== What is expected ==
Transcribe the data that follows precisely, omitting nothing.

Source records
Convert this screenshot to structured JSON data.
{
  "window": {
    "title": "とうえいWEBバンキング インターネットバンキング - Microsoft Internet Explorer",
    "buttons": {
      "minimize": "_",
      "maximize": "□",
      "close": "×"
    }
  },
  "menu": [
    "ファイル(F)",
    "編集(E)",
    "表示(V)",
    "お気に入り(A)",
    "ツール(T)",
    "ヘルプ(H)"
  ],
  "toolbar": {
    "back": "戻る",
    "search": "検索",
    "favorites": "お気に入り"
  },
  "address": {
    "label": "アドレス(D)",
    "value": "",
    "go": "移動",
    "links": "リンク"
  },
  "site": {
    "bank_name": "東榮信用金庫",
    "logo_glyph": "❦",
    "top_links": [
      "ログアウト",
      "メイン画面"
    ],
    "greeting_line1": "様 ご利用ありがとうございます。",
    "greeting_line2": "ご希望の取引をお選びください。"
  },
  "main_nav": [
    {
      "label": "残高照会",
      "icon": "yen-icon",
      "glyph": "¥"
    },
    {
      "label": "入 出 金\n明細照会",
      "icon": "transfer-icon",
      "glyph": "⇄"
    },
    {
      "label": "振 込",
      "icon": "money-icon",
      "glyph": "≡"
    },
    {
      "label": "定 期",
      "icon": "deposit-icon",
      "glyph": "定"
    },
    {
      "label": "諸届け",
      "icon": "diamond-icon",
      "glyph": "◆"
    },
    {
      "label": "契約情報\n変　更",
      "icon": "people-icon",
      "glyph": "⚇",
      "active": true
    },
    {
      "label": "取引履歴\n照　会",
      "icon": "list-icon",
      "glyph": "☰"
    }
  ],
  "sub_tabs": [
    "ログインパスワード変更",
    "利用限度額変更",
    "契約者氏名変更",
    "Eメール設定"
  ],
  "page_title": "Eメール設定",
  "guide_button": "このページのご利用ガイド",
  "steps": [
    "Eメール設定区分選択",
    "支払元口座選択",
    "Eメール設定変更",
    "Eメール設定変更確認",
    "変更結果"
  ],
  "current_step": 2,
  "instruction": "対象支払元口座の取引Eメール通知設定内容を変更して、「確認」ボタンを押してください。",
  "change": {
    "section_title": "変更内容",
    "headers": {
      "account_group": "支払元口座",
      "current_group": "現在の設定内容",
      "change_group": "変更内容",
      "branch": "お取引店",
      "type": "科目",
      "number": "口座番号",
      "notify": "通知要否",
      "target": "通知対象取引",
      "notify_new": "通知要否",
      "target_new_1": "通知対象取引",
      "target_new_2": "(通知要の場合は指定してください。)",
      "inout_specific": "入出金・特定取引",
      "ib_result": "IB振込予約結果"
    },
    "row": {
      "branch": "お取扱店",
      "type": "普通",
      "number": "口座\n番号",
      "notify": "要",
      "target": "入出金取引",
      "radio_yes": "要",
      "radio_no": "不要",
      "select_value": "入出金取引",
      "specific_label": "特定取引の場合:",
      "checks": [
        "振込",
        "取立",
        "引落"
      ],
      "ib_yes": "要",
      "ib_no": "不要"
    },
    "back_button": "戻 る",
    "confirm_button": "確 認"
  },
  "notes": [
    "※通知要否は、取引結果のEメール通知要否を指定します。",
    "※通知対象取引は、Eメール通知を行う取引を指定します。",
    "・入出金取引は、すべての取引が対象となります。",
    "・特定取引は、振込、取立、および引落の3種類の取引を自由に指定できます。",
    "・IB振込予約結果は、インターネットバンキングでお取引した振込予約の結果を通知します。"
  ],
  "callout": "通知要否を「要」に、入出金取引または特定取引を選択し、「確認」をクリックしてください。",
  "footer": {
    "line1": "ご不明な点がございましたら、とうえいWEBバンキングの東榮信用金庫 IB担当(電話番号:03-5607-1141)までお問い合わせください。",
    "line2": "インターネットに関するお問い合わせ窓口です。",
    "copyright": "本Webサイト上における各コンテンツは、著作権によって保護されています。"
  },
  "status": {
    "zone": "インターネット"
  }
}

== The response ==
Convert this screenshot to structured JSON data.
{
  "window": {
    "title": "とうえいWEBバンキング インターネットバンキング - Microsoft Internet Explorer",
    "buttons": {
      "minimize": "_",
      "maximize": "□",
      "close": "×"
    }
  },
  "menu": [
    "ファイル(F)",
    "編集(E)",
    "表示(V)",
    "お気に入り(A)",
    "ツール(T)",
    "ヘルプ(H)"
  ],
  "toolbar": {
    "back": "戻る",
    "search": "検索",
    "favorites": "お気に入り"
  },
  "address": {
    "label": "アドレス(D)",
    "value": "",
    "go": "移動",
    "links": "リンク"
  },
  "site": {
    "bank_name": "東榮信用金庫",
    "logo_glyph": "❦",
    "top_links": [
      "ログアウト",
      "メイン画面"
    ],
    "greeting_line1": "様 ご利用ありがとうございます。",
    "greeting_line2": "ご希望の取引をお選びください。"
  },
  "main_nav": [
    {
      "label": "残高照会",
      "icon": "yen-icon",
      "glyph": "¥"
    },
    {
      "label": "入 出 金\n明細照会",
      "icon": "transfer-icon",
      "glyph": "⇄"
    },
    {
      "label": "振 込",
      "icon": "money-icon",
      "glyph": "≡"
    },
    {
      "label": "定 期",
      "icon": "deposit-icon",
      "glyph": "定"
    },
    {
      "label": "諸届け",
      "icon": "diamond-icon",
      "glyph": "◆"
    },
    {
      "label": "契約情報\n変　更",
      "icon": "people-icon",
      "glyph": "⚇",
      "active": true
    },
    {
      "label": "取引履歴\n照　会",
      "icon": "list-icon",
      "glyph": "☰"
    }
  ],
  "sub_tabs": [
    "ログインパスワード変更",
    "利用限度額変更",
    "契約者氏名変更",
    "Eメール設定"
  ],
  "page_title": "Eメール設定",
  "guide_button": "このページのご利用ガイド",
  "steps": [
    "Eメール設定区分選択",
    "支払元口座選択",
    "Eメール設定変更",
    "Eメール設定変更確認",
    "変更結果"
  ],
  "current_step": 2,
  "instruction": "対象支払元口座の取引Eメール通知設定内容を変更して、「確認」ボタンを押してください。",
  "change": {
    "section_title": "変更内容",
    "headers": {
      "account_group": "支払元口座",
      "current_group": "現在の設定内容",
      "change_group": "変更内容",
      "branch": "お取引店",
      "type": "科目",
      "number": "口座番号",
      "notify": "通知要否",
      "target": "通知対象取引",
      "notify_new": "通知要否",
      "target_new_1": "通知対象取引",
      "target_new_2": "(通知要の場合は指定してください。)",
      "inout_specific": "入出金・特定取引",
      "ib_result": "IB振込予約結果"
    },
    "row": {
      "branch": "お取扱店",
      "type": "普通",
      "number": "口座\n番号",
      "notify": "要",
      "target": "入出金取引",
      "radio_yes": "要",
      "radio_no": "不要",
      "select_value": "入出金取引",
      "specific_label": "特定取引の場合:",
      "checks": [
        "振込",
        "取立",
        "引落"
      ],
      "ib_yes": "要",
      "ib_no": "不要"
    },
    "back_button": "戻 る",
    "confirm_button": "確 認"
  },
  "notes": [
    "※通知要否は、取引結果のEメール通知要否を指定します。",
    "※通知対象取引は、Eメール通知を行う取引を指定します。",
    "・入出金取引は、すべての取引が対象となります。",
    "・特定取引は、振込、取立、および引落の3種類の取引を自由に指定できます。",
    "・IB振込予約結果は、インターネットバンキングでお取引した振込予約の結果を通知します。"
  ],
  "callout": "通知要否を「要」に、入出金取引または特定取引を選択し、「確認」をクリックしてください。",
  "footer": {
    "line1": "ご不明な点がございましたら、とうえいWEBバンキングの東榮信用金庫 IB担当(電話番号:03-5607-1141)までお問い合わせください。",
    "line2": "インターネットに関するお問い合わせ窓口です。",
    "copyright": "本Webサイト上における各コンテンツは、著作権によって保護されています。"
  },
  "status": {
    "zone": "インターネット"
  }
}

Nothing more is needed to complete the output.